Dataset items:

----------

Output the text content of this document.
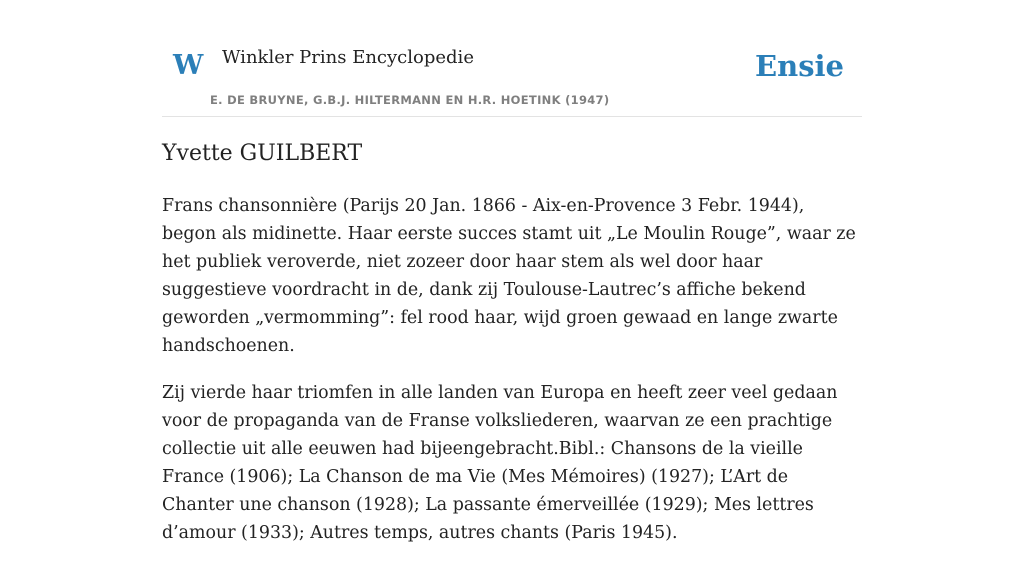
W Winkler Prins Encyclopedie
E. DE BRUYNE, G.B.J. HILTERMANN EN H.R. HOETINK (1947)
Ensie
Yvette GUILBERT

Frans chansonnière (Parijs 20 Jan. 1866 - Aix-en-Provence 3 Febr. 1944), begon als midinette. Haar eerste succes stamt uit „Le Moulin Rouge”, waar ze het publiek veroverde, niet zozeer door haar stem als wel door haar suggestieve voordracht in de, dank zij Toulouse-Lautrec’s affiche bekend geworden „vermomming”: fel rood haar, wijd groen gewaad en lange zwarte handschoenen.

Zij vierde haar triomfen in alle landen van Europa en heeft zeer veel gedaan voor de propaganda van de Franse volksliederen, waarvan ze een prachtige collectie uit alle eeuwen had bijeengebracht.Bibl.: Chansons de la vieille France (1906); La Chanson de ma Vie (Mes Mémoires) (1927); L’Art de Chanter une chanson (1928); La passante émerveillée (1929); Mes lettres d’amour (1933); Autres temps, autres chants (Paris 1945).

----------

What is asked: Reproduce the material above verbatim; omit every picture.

Output of the exercise:
Output the text content of this document.
W Winkler Prins Encyclopedie
E. DE BRUYNE, G.B.J. HILTERMANN EN H.R. HOETINK (1947)
Ensie
Yvette GUILBERT

Frans chansonnière (Parijs 20 Jan. 1866 - Aix-en-Provence 3 Febr. 1944), begon als midinette. Haar eerste succes stamt uit „Le Moulin Rouge”, waar ze het publiek veroverde, niet zozeer door haar stem als wel door haar suggestieve voordracht in de, dank zij Toulouse-Lautrec’s affiche bekend geworden „vermomming”: fel rood haar, wijd groen gewaad en lange zwarte handschoenen.

Zij vierde haar triomfen in alle landen van Europa en heeft zeer veel gedaan voor de propaganda van de Franse volksliederen, waarvan ze een prachtige collectie uit alle eeuwen had bijeengebracht.Bibl.: Chansons de la vieille France (1906); La Chanson de ma Vie (Mes Mémoires) (1927); L’Art de Chanter une chanson (1928); La passante émerveillée (1929); Mes lettres d’amour (1933); Autres temps, autres chants (Paris 1945).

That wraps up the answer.